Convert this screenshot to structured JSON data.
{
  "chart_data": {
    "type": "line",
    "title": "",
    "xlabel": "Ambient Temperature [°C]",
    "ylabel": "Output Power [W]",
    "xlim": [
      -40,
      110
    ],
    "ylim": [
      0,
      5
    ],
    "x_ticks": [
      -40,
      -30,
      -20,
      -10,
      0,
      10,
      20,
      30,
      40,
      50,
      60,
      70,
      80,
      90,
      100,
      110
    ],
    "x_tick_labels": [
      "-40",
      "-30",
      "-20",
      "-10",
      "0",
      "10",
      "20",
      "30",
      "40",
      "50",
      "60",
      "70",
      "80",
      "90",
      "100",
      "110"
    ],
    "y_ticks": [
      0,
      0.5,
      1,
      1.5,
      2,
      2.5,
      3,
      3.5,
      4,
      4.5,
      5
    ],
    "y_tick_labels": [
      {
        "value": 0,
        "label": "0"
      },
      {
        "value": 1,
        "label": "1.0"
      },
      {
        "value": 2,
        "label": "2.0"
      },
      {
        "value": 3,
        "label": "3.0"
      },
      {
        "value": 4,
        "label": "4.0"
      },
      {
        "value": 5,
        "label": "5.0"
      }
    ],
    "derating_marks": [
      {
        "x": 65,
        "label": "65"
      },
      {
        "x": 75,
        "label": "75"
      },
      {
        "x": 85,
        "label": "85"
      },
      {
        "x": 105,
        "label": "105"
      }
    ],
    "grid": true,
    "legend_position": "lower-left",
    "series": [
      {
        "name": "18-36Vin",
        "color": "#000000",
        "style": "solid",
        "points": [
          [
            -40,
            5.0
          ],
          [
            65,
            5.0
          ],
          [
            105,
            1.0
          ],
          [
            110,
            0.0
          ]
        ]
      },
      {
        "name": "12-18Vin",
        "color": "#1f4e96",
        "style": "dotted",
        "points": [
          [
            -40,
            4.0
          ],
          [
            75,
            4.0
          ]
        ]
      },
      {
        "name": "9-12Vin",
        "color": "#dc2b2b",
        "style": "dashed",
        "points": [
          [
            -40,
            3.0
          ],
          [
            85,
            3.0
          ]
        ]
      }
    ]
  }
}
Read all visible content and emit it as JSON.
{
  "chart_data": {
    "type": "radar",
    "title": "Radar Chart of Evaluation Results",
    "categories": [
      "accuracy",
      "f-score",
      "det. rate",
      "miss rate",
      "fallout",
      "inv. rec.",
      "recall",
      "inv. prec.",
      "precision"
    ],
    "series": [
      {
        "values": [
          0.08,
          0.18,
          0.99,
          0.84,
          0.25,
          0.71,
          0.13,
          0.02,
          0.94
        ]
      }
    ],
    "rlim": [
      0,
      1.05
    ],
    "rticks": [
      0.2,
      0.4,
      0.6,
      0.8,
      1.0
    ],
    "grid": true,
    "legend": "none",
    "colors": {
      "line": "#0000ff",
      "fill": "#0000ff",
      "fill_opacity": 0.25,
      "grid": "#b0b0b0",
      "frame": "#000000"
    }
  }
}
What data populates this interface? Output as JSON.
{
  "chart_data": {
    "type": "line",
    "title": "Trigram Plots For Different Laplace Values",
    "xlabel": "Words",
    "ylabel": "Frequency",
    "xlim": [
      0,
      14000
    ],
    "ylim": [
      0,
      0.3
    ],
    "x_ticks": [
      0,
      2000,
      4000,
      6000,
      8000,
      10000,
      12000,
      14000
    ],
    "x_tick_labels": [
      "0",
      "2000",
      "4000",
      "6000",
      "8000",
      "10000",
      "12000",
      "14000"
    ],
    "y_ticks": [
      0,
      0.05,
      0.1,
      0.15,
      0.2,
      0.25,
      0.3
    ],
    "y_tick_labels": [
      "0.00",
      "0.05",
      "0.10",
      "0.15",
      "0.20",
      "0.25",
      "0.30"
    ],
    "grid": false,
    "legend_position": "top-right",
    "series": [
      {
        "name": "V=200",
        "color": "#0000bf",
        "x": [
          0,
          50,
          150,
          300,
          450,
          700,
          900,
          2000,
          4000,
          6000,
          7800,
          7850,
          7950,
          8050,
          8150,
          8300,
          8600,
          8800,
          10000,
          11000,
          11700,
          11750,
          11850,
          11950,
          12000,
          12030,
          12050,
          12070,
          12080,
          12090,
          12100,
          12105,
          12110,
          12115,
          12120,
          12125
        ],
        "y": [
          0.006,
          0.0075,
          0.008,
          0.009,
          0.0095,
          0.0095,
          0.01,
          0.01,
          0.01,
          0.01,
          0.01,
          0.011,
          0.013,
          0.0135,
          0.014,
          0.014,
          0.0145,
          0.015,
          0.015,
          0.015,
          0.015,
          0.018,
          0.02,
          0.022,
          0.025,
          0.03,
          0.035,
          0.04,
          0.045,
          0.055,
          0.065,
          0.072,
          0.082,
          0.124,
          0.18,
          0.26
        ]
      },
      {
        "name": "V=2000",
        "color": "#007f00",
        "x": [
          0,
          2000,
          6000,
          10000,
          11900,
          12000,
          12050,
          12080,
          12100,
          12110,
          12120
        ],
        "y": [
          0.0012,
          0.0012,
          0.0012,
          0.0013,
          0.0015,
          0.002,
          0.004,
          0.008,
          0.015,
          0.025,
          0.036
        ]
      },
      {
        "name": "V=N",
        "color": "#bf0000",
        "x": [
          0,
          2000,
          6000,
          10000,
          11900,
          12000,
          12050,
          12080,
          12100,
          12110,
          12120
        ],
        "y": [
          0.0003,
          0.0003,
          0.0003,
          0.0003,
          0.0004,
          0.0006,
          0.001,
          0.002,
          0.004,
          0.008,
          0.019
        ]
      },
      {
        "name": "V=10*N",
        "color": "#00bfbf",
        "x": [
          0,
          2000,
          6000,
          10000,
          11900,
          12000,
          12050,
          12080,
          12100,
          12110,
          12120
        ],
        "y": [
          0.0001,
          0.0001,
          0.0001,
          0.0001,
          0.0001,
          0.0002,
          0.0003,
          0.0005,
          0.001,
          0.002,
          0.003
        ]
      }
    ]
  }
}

→ **Work to do**
All of the data needs to be reproduced exactly, with no line missing.

→ **Completed task**
Convert this screenshot to structured JSON data.
{
  "chart_data": {
    "type": "line",
    "title": "",
    "xlabel": "Ambient Temperature [°C]",
    "ylabel": "Output Power [W]",
    "xlim": [
      -40,
      110
    ],
    "ylim": [
      0,
      5
    ],
    "x_ticks": [
      -40,
      -30,
      -20,
      -10,
      0,
      10,
      20,
      30,
      40,
      50,
      60,
      70,
      80,
      90,
      100,
      110
    ],
    "x_tick_labels": [
      "-40",
      "-30",
      "-20",
      "-10",
      "0",
      "10",
      "20",
      "30",
      "40",
      "50",
      "60",
      "70",
      "80",
      "90",
      "100",
      "110"
    ],
    "y_ticks": [
      0,
      0.5,
      1,
      1.5,
      2,
      2.5,
      3,
      3.5,
      4,
      4.5,
      5
    ],
    "y_tick_labels": [
      {
        "value": 0,
        "label": "0"
      },
      {
        "value": 1,
        "label": "1.0"
      },
      {
        "value": 2,
        "label": "2.0"
      },
      {
        "value": 3,
        "label": "3.0"
      },
      {
        "value": 4,
        "label": "4.0"
      },
      {
        "value": 5,
        "label": "5.0"
      }
    ],
    "derating_marks": [
      {
        "x": 65,
        "label": "65"
      },
      {
        "x": 75,
        "label": "75"
      },
      {
        "x": 85,
        "label": "85"
      },
      {
        "x": 105,
        "label": "105"
      }
    ],
    "grid": true,
    "legend_position": "lower-left",
    "series": [
      {
        "name": "18-36Vin",
        "color": "#000000",
        "style": "solid",
        "points": [
          [
            -40,
            5.0
          ],
          [
            65,
            5.0
          ],
          [
            105,
            1.0
          ],
          [
            110,
            0.0
          ]
        ]
      },
      {
        "name": "12-18Vin",
        "color": "#1f4e96",
        "style": "dotted",
        "points": [
          [
            -40,
            4.0
          ],
          [
            75,
            4.0
          ]
        ]
      },
      {
        "name": "9-12Vin",
        "color": "#dc2b2b",
        "style": "dashed",
        "points": [
          [
            -40,
            3.0
          ],
          [
            85,
            3.0
          ]
        ]
      }
    ]
  }
}
Read all visible content and emit it as JSON.
{
  "chart_data": {
    "type": "radar",
    "title": "Radar Chart of Evaluation Results",
    "categories": [
      "accuracy",
      "f-score",
      "det. rate",
      "miss rate",
      "fallout",
      "inv. rec.",
      "recall",
      "inv. prec.",
      "precision"
    ],
    "series": [
      {
        "values": [
          0.08,
          0.18,
          0.99,
          0.84,
          0.25,
          0.71,
          0.13,
          0.02,
          0.94
        ]
      }
    ],
    "rlim": [
      0,
      1.05
    ],
    "rticks": [
      0.2,
      0.4,
      0.6,
      0.8,
      1.0
    ],
    "grid": true,
    "legend": "none",
    "colors": {
      "line": "#0000ff",
      "fill": "#0000ff",
      "fill_opacity": 0.25,
      "grid": "#b0b0b0",
      "frame": "#000000"
    }
  }
}
What data populates this interface? Output as JSON.
{
  "chart_data": {
    "type": "line",
    "title": "Trigram Plots For Different Laplace Values",
    "xlabel": "Words",
    "ylabel": "Frequency",
    "xlim": [
      0,
      14000
    ],
    "ylim": [
      0,
      0.3
    ],
    "x_ticks": [
      0,
      2000,
      4000,
      6000,
      8000,
      10000,
      12000,
      14000
    ],
    "x_tick_labels": [
      "0",
      "2000",
      "4000",
      "6000",
      "8000",
      "10000",
      "12000",
      "14000"
    ],
    "y_ticks": [
      0,
      0.05,
      0.1,
      0.15,
      0.2,
      0.25,
      0.3
    ],
    "y_tick_labels": [
      "0.00",
      "0.05",
      "0.10",
      "0.15",
      "0.20",
      "0.25",
      "0.30"
    ],
    "grid": false,
    "legend_position": "top-right",
    "series": [
      {
        "name": "V=200",
        "color": "#0000bf",
        "x": [
          0,
          50,
          150,
          300,
          450,
          700,
          900,
          2000,
          4000,
          6000,
          7800,
          7850,
          7950,
          8050,
          8150,
          8300,
          8600,
          8800,
          10000,
          11000,
          11700,
          11750,
          11850,
          11950,
          12000,
          12030,
          12050,
          12070,
          12080,
          12090,
          12100,
          12105,
          12110,
          12115,
          12120,
          12125
        ],
        "y": [
          0.006,
          0.0075,
          0.008,
          0.009,
          0.0095,
          0.0095,
          0.01,
          0.01,
          0.01,
          0.01,
          0.01,
          0.011,
          0.013,
          0.0135,
          0.014,
          0.014,
          0.0145,
          0.015,
          0.015,
          0.015,
          0.015,
          0.018,
          0.02,
          0.022,
          0.025,
          0.03,
          0.035,
          0.04,
          0.045,
          0.055,
          0.065,
          0.072,
          0.082,
          0.124,
          0.18,
          0.26
        ]
      },
      {
        "name": "V=2000",
        "color": "#007f00",
        "x": [
          0,
          2000,
          6000,
          10000,
          11900,
          12000,
          12050,
          12080,
          12100,
          12110,
          12120
        ],
        "y": [
          0.0012,
          0.0012,
          0.0012,
          0.0013,
          0.0015,
          0.002,
          0.004,
          0.008,
          0.015,
          0.025,
          0.036
        ]
      },
      {
        "name": "V=N",
        "color": "#bf0000",
        "x": [
          0,
          2000,
          6000,
          10000,
          11900,
          12000,
          12050,
          12080,
          12100,
          12110,
          12120
        ],
        "y": [
          0.0003,
          0.0003,
          0.0003,
          0.0003,
          0.0004,
          0.0006,
          0.001,
          0.002,
          0.004,
          0.008,
          0.019
        ]
      },
      {
        "name": "V=10*N",
        "color": "#00bfbf",
        "x": [
          0,
          2000,
          6000,
          10000,
          11900,
          12000,
          12050,
          12080,
          12100,
          12110,
          12120
        ],
        "y": [
          0.0001,
          0.0001,
          0.0001,
          0.0001,
          0.0001,
          0.0002,
          0.0003,
          0.0005,
          0.001,
          0.002,
          0.003
        ]
      }
    ]
  }
}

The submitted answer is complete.